Exercise: Count lines holding the word "backscattering". Only the number is wanted.

##########

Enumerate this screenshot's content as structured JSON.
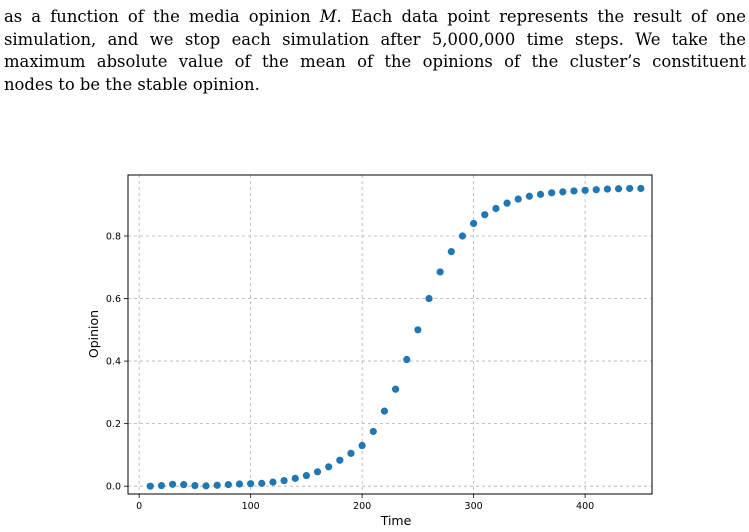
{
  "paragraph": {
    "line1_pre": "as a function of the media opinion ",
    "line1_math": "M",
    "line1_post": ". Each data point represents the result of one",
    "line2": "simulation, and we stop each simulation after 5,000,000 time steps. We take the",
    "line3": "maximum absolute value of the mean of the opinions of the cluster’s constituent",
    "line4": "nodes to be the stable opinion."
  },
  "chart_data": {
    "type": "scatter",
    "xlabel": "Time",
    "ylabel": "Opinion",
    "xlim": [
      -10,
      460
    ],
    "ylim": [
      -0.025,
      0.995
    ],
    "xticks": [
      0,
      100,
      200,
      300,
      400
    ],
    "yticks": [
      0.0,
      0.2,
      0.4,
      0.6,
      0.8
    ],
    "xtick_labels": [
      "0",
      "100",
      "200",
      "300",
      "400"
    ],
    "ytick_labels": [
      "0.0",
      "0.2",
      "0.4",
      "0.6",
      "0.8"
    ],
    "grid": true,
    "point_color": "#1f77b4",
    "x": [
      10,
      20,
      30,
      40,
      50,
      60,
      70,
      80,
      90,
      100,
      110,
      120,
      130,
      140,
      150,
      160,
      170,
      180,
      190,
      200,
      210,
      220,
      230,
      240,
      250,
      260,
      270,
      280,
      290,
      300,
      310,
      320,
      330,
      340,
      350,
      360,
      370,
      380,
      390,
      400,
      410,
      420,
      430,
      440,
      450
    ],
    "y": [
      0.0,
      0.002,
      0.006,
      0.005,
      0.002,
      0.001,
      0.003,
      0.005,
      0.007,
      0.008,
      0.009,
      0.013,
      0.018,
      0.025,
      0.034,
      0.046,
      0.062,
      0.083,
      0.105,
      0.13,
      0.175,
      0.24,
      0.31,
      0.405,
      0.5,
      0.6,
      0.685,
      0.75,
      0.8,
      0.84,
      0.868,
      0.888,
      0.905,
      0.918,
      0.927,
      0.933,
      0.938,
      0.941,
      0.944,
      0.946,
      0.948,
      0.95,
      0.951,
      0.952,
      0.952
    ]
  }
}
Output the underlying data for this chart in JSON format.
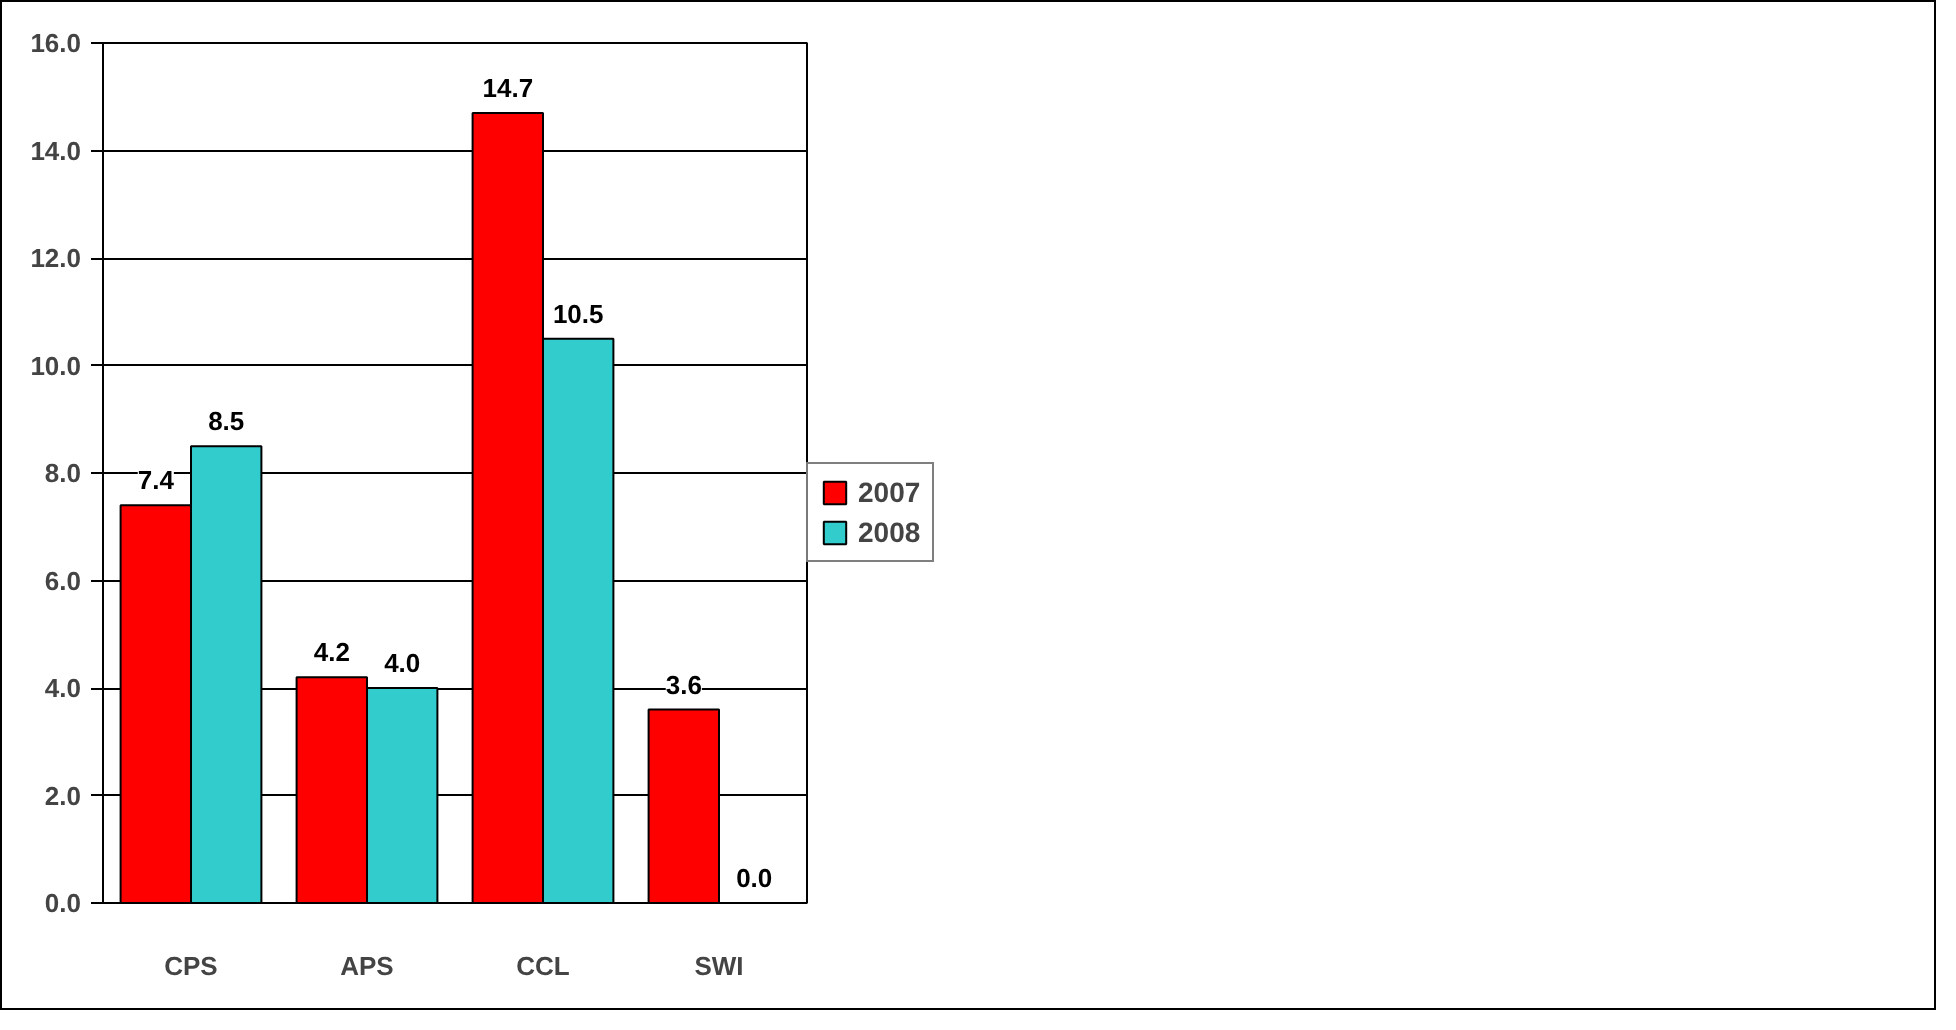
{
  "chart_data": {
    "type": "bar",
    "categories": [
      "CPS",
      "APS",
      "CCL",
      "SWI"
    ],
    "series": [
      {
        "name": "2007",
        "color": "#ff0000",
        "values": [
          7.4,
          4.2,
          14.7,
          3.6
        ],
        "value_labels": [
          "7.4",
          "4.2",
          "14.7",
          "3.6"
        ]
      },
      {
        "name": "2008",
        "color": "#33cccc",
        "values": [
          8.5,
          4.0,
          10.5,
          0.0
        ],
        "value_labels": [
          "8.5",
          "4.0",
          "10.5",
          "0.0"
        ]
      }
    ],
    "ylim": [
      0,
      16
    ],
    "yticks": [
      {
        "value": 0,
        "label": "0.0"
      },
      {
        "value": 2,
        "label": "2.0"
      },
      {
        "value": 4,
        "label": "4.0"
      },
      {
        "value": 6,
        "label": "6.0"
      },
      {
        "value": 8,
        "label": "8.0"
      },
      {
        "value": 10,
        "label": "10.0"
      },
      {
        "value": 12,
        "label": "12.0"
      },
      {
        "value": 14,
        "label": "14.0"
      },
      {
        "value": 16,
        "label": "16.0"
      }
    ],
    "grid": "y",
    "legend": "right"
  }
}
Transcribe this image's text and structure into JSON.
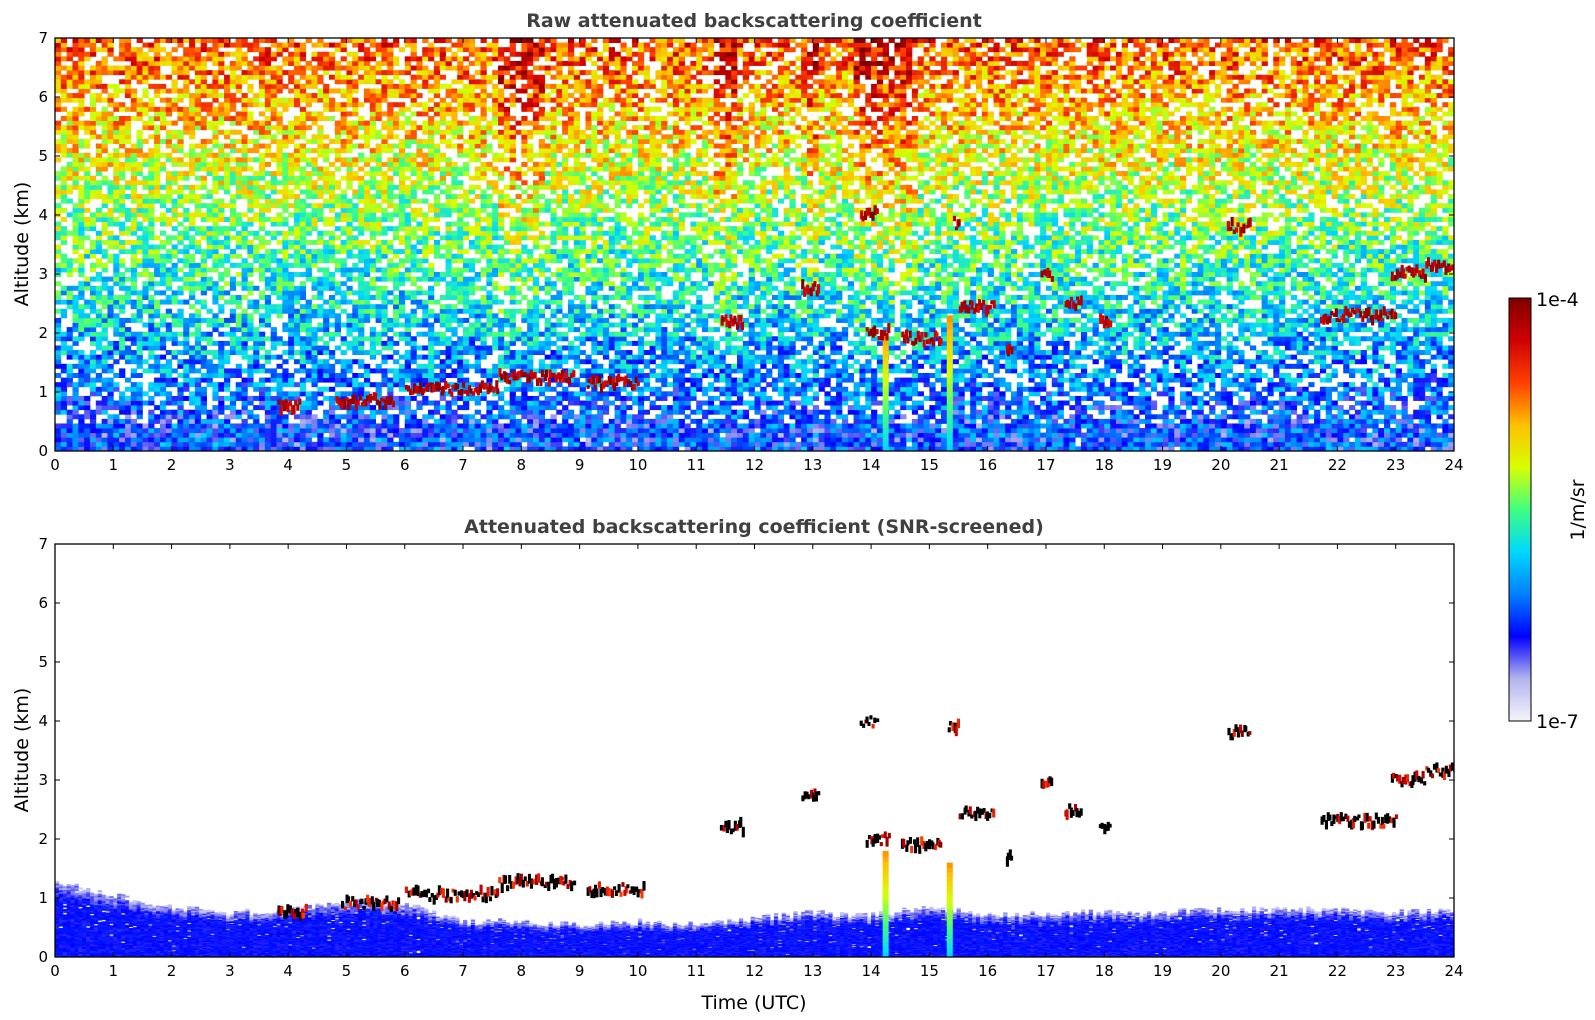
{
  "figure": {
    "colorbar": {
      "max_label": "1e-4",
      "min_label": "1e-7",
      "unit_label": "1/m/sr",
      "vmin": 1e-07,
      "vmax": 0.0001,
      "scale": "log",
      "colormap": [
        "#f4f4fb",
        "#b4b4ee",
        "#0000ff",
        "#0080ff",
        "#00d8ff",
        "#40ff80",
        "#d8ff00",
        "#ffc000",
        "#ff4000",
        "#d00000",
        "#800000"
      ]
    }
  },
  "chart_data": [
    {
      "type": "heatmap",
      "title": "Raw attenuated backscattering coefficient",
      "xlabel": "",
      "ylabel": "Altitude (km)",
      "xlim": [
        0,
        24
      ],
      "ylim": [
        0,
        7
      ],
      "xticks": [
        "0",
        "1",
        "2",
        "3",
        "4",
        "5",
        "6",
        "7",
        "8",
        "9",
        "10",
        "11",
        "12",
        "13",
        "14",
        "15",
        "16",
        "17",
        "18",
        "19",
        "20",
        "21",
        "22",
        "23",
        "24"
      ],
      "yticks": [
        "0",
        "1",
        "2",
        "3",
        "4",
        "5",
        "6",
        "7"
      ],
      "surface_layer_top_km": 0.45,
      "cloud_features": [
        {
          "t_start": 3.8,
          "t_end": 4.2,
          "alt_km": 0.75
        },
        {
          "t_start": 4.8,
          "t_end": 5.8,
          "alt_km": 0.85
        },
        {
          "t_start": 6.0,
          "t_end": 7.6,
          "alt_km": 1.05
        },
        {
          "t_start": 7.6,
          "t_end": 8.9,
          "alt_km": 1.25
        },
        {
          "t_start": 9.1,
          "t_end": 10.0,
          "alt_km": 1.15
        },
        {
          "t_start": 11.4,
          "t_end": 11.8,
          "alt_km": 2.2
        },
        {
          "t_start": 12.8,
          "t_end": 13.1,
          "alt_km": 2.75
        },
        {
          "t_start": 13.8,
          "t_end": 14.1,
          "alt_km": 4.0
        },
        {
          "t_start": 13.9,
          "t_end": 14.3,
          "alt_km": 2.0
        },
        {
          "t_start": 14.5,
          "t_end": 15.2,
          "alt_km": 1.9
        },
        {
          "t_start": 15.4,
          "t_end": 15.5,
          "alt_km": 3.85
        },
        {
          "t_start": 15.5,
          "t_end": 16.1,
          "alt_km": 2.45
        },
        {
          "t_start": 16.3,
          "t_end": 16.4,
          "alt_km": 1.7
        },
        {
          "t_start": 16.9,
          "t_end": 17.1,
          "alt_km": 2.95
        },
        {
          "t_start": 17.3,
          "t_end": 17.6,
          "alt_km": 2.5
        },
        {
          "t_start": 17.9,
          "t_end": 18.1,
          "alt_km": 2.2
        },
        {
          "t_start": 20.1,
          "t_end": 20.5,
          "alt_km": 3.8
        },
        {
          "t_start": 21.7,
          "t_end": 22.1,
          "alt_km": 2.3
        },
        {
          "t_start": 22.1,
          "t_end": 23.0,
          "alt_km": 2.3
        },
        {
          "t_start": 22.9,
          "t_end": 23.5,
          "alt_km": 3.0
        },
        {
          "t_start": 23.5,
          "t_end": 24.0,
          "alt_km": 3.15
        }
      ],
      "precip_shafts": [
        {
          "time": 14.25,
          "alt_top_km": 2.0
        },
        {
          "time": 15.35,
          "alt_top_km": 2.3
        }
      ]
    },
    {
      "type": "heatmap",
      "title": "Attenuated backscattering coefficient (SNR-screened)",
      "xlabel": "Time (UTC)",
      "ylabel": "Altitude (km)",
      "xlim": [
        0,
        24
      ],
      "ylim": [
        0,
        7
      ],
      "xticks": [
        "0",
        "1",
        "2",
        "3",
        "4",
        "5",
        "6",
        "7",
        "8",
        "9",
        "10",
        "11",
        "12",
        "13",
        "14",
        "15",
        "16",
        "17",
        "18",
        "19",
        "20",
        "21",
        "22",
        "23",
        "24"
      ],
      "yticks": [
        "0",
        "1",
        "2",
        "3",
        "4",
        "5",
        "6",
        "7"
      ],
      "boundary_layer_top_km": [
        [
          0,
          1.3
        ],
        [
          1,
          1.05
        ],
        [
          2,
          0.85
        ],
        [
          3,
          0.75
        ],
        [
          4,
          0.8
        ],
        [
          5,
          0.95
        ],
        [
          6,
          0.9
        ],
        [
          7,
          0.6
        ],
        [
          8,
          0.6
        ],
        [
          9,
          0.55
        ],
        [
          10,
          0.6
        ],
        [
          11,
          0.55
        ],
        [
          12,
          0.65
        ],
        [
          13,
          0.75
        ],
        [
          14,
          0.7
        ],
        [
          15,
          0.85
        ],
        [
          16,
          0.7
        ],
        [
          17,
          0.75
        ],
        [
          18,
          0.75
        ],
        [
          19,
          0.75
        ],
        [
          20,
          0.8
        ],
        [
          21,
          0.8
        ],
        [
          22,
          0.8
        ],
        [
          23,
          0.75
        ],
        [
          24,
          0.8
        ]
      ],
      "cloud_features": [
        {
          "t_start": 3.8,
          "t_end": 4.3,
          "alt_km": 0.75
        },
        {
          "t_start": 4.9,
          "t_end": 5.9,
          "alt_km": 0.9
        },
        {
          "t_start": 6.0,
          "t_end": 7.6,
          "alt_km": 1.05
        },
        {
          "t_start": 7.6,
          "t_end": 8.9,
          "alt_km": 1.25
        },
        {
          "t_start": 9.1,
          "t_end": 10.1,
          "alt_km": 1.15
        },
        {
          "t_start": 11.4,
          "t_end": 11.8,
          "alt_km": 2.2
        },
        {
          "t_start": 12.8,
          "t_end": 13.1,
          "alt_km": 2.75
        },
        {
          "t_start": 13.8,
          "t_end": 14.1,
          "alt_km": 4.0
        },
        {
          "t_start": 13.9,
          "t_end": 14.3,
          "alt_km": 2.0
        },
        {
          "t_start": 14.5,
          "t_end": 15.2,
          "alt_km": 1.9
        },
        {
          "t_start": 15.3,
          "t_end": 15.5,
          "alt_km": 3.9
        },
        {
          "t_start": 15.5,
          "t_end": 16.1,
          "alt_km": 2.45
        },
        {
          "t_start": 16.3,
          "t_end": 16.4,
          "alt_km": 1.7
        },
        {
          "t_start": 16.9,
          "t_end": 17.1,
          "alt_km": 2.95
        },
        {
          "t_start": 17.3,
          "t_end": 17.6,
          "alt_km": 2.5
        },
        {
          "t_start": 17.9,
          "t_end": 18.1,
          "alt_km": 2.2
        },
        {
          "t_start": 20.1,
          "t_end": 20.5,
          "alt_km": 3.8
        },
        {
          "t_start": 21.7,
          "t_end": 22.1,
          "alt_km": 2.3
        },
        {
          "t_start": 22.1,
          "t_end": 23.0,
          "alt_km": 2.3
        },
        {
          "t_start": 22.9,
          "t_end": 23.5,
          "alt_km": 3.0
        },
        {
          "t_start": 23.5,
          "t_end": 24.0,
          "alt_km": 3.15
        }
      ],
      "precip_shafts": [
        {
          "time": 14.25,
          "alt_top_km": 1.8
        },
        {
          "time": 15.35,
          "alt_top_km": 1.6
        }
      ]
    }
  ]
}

##########

Problem solution: 2